WHAT IS EXPECTED:
Pictures aside, repeat every entry exactly.

---------- SUPPLIED INFORMATION ----------

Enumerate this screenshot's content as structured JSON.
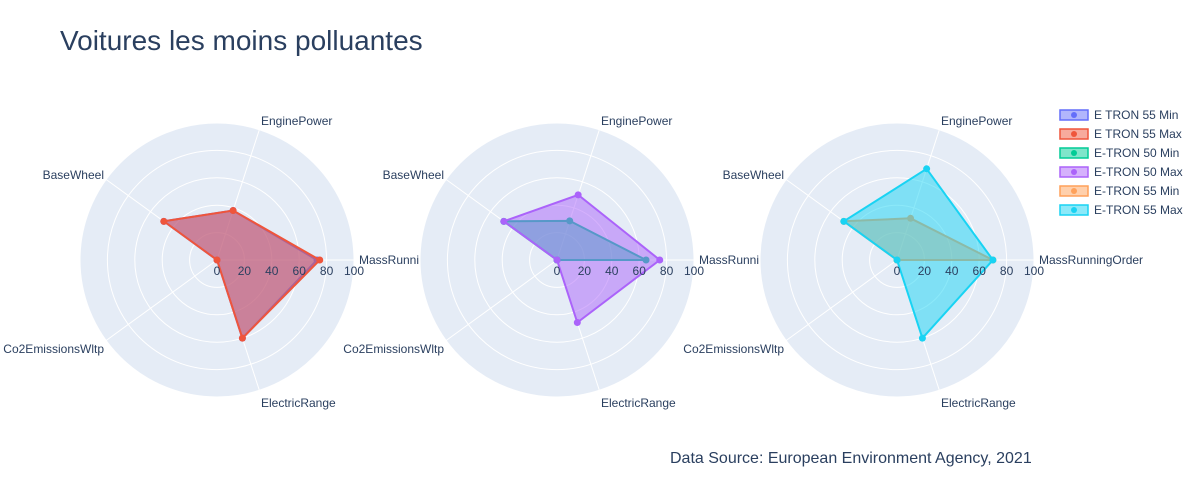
{
  "title": "Voitures les moins polluantes",
  "source": "Data Source: European Environment Agency, 2021",
  "chart_data": {
    "type": "radar",
    "title": "Voitures les moins polluantes",
    "axes": [
      "MassRunningOrder",
      "EngineePower",
      "BaseWheel",
      "Co2EmissionsWltp",
      "ElectricRange"
    ],
    "axis_display": [
      [
        "MassRunni",
        "EnginePower",
        "BaseWheel",
        "Co2EmissionsWltp",
        "ElectricRange"
      ],
      [
        "MassRunni",
        "EnginePower",
        "BaseWheel",
        "Co2EmissionsWltp",
        "ElectricRange"
      ],
      [
        "MassRunningOrder",
        "EnginePower",
        "BaseWheel",
        "Co2EmissionsWltp",
        "ElectricRange"
      ]
    ],
    "radial_range": [
      0,
      100
    ],
    "radial_ticks": [
      0,
      20,
      40,
      60,
      80,
      100
    ],
    "colors": [
      "#636efa",
      "#EF553B",
      "#00cc96",
      "#ab63fa",
      "#FFA15A",
      "#19d3f3"
    ],
    "legend": [
      "E TRON 55 Min",
      "E TRON 55 Max",
      "E-TRON 50 Min",
      "E-TRON 50 Max",
      "E-TRON 55 Min",
      "E-TRON 55 Max"
    ],
    "polars": [
      {
        "series": [
          {
            "name": "E TRON 55 Min",
            "color_index": 0,
            "values": [
              73,
              38,
              48,
              0,
              60
            ]
          },
          {
            "name": "E TRON 55 Max",
            "color_index": 1,
            "values": [
              75,
              38,
              48,
              0,
              60
            ]
          }
        ]
      },
      {
        "series": [
          {
            "name": "E-TRON 50 Min",
            "color_index": 2,
            "values": [
              65,
              30,
              48,
              0,
              0
            ]
          },
          {
            "name": "E-TRON 50 Max",
            "color_index": 3,
            "values": [
              75,
              50,
              48,
              0,
              48
            ]
          }
        ]
      },
      {
        "series": [
          {
            "name": "E-TRON 55 Min",
            "color_index": 4,
            "values": [
              70,
              32,
              48,
              0,
              0
            ]
          },
          {
            "name": "E-TRON 55 Max",
            "color_index": 5,
            "values": [
              70,
              70,
              48,
              0,
              60
            ]
          }
        ]
      }
    ]
  }
}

----------

WORKED ANSWER:
Enumerate this screenshot's content as structured JSON.
{
  "title": "Voitures les moins polluantes",
  "source": "Data Source: European Environment Agency, 2021",
  "chart_data": {
    "type": "radar",
    "title": "Voitures les moins polluantes",
    "axes": [
      "MassRunningOrder",
      "EngineePower",
      "BaseWheel",
      "Co2EmissionsWltp",
      "ElectricRange"
    ],
    "axis_display": [
      [
        "MassRunni",
        "EnginePower",
        "BaseWheel",
        "Co2EmissionsWltp",
        "ElectricRange"
      ],
      [
        "MassRunni",
        "EnginePower",
        "BaseWheel",
        "Co2EmissionsWltp",
        "ElectricRange"
      ],
      [
        "MassRunningOrder",
        "EnginePower",
        "BaseWheel",
        "Co2EmissionsWltp",
        "ElectricRange"
      ]
    ],
    "radial_range": [
      0,
      100
    ],
    "radial_ticks": [
      0,
      20,
      40,
      60,
      80,
      100
    ],
    "colors": [
      "#636efa",
      "#EF553B",
      "#00cc96",
      "#ab63fa",
      "#FFA15A",
      "#19d3f3"
    ],
    "legend": [
      "E TRON 55 Min",
      "E TRON 55 Max",
      "E-TRON 50 Min",
      "E-TRON 50 Max",
      "E-TRON 55 Min",
      "E-TRON 55 Max"
    ],
    "polars": [
      {
        "series": [
          {
            "name": "E TRON 55 Min",
            "color_index": 0,
            "values": [
              73,
              38,
              48,
              0,
              60
            ]
          },
          {
            "name": "E TRON 55 Max",
            "color_index": 1,
            "values": [
              75,
              38,
              48,
              0,
              60
            ]
          }
        ]
      },
      {
        "series": [
          {
            "name": "E-TRON 50 Min",
            "color_index": 2,
            "values": [
              65,
              30,
              48,
              0,
              0
            ]
          },
          {
            "name": "E-TRON 50 Max",
            "color_index": 3,
            "values": [
              75,
              50,
              48,
              0,
              48
            ]
          }
        ]
      },
      {
        "series": [
          {
            "name": "E-TRON 55 Min",
            "color_index": 4,
            "values": [
              70,
              32,
              48,
              0,
              0
            ]
          },
          {
            "name": "E-TRON 55 Max",
            "color_index": 5,
            "values": [
              70,
              70,
              48,
              0,
              60
            ]
          }
        ]
      }
    ]
  }
}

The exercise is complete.